Record excerpts |
╭──

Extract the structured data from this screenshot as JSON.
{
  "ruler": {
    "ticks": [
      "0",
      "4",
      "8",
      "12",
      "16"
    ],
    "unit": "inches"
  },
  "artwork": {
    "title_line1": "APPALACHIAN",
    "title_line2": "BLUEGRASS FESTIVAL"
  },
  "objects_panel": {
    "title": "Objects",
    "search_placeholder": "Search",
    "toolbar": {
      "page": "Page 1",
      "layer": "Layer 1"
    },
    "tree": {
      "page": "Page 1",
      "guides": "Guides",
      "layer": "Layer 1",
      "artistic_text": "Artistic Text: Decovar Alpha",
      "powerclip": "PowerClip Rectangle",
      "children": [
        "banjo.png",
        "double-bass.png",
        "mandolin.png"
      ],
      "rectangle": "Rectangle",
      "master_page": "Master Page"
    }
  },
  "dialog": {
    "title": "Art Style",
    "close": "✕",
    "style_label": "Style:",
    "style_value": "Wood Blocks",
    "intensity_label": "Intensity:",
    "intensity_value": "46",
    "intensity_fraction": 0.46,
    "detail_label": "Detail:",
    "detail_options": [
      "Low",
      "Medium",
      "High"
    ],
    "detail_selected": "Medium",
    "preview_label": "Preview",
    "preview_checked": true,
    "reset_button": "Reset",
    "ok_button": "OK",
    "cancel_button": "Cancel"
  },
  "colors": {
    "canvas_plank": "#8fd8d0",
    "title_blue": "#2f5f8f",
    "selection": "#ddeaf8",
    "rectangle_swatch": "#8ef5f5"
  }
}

╰──
╭──

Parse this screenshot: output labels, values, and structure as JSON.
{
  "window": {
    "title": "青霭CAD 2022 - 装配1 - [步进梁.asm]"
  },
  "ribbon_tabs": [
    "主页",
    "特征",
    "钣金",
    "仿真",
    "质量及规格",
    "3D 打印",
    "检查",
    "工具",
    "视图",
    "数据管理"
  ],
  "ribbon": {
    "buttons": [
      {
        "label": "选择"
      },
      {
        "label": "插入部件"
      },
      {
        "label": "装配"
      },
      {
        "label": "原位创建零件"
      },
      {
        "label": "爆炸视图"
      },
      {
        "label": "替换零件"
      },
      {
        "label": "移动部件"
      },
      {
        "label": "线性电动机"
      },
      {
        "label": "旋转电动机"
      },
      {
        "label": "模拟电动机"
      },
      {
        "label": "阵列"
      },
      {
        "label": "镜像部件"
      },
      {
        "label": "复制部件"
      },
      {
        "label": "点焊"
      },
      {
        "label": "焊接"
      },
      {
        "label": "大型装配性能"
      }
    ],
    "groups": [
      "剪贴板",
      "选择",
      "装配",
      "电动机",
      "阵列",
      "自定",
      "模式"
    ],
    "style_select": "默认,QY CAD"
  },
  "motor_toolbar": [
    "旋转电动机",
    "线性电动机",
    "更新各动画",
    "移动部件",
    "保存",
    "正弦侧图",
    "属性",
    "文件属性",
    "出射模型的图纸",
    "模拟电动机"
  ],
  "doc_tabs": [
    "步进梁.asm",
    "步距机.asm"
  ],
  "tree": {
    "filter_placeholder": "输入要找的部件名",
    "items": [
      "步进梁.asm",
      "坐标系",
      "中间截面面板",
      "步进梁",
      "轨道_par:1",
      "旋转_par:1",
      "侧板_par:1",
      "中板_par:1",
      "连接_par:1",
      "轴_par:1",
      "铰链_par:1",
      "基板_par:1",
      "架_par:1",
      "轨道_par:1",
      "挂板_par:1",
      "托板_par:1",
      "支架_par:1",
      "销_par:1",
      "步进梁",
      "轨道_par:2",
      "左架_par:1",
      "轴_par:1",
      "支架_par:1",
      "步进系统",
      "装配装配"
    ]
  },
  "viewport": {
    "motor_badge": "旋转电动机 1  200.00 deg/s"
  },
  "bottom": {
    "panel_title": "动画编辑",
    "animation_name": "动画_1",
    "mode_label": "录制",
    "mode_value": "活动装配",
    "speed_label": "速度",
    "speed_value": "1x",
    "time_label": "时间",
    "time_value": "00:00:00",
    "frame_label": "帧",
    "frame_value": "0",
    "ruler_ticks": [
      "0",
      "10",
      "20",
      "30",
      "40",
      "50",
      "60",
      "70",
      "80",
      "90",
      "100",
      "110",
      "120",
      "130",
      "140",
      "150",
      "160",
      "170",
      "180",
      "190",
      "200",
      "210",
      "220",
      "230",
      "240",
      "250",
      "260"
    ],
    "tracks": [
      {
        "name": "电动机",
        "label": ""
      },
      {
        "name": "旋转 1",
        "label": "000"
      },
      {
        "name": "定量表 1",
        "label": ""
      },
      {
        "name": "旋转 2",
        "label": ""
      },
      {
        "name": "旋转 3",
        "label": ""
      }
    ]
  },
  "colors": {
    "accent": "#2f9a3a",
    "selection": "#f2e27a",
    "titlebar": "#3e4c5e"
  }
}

╰──

Identify every line holding the word "screenshot" and copy it out.

Expected output |
Extract the structured data from this screenshot as JSON.
Parse this screenshot: output labels, values, and structure as JSON.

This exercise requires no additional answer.